● **OBJETIVO DEL EJERCICIO**: Según el texto proporcionado, ¿en qué glaciar habían caminado durante el día los viajeros del camping?

Isla Sigma

El camino a Isla Sigma

El camino a Isla Sigma

La tarde terminó con delfines nadando a nuestro lado mientras corríamos por una playa junto al mar a la que llegamos inesperadamente. Me gustaría decir que nadamos con ellos, y por poco fue así, pero la historia es otra.

Amanecimos en Puyuhuapi después de una noche que se iba yendo por las ramas. Agotados de un día de caminata en el glaciar Ventisquero Colgante los viajeros del camping se habían reunido a la hora de la cena para comer, conversar y tomar unos tragos hasta bien entrada noche. Fuimos a dormir sin pactar una hora de salida. Es una de esas reglas no escritas de este viaje: arrancamos cuando nos levantemos. No tiene mucho sentido establecer hora de salida cuando no existe una de llegada.

● **ENTRADAS PROPORCIONADAS**:

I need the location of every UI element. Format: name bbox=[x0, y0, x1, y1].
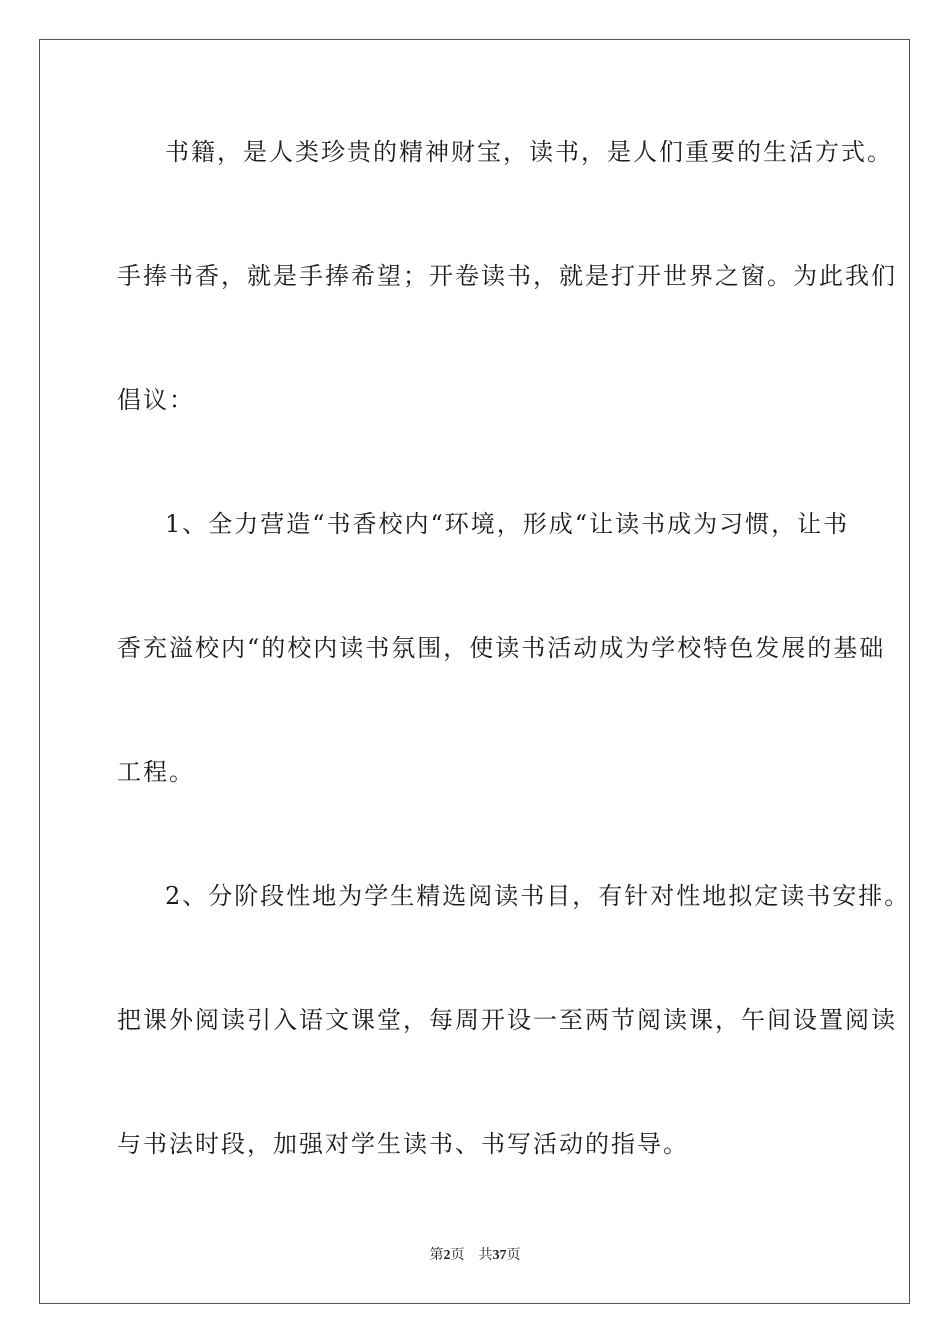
paragraph-2-line-2: 香充溢校内“的校内读书氛围，使读书活动成为学校特色发展的基础 bbox=[117, 634, 886, 662]
page-frame bbox=[39, 39, 910, 1304]
paragraph-1-line-3: 倡议： bbox=[117, 386, 195, 414]
paragraph-3-line-1: 2、分阶段性地为学生精选阅读书目，有针对性地拟定读书安排。 bbox=[165, 882, 911, 910]
total-label-suffix: 页 bbox=[506, 1247, 521, 1263]
page-footer bbox=[0, 1246, 950, 1265]
page-label-prefix: 第 bbox=[429, 1247, 444, 1263]
paragraph-3-line-2: 把课外阅读引入语文课堂，每周开设一至两节阅读课，午间设置阅读 bbox=[117, 1006, 897, 1034]
paragraph-2-line-1: 1、全力营造“书香校内“环境，形成“让读书成为习惯，让书 bbox=[165, 510, 850, 538]
paragraph-1-line-2: 手捧书香，就是手捧希望；开卷读书，就是打开世界之窗。为此我们 bbox=[117, 262, 897, 290]
paragraph-3-line-3: 与书法时段，加强对学生读书、书写活动的指导。 bbox=[117, 1130, 689, 1158]
page-number: 2 bbox=[443, 1248, 451, 1263]
paragraph-2-line-3: 工程。 bbox=[117, 758, 195, 786]
page-label-suffix: 页 bbox=[450, 1247, 465, 1263]
paragraph-1-line-1: 书籍，是人类珍贵的精神财宝，读书，是人们重要的生活方式。 bbox=[165, 138, 893, 166]
total-pages: 37 bbox=[492, 1248, 507, 1263]
total-label-prefix: 共 bbox=[478, 1247, 493, 1263]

● **RESULTADO FINAL**: En el glaciar Ventisquero Colgante.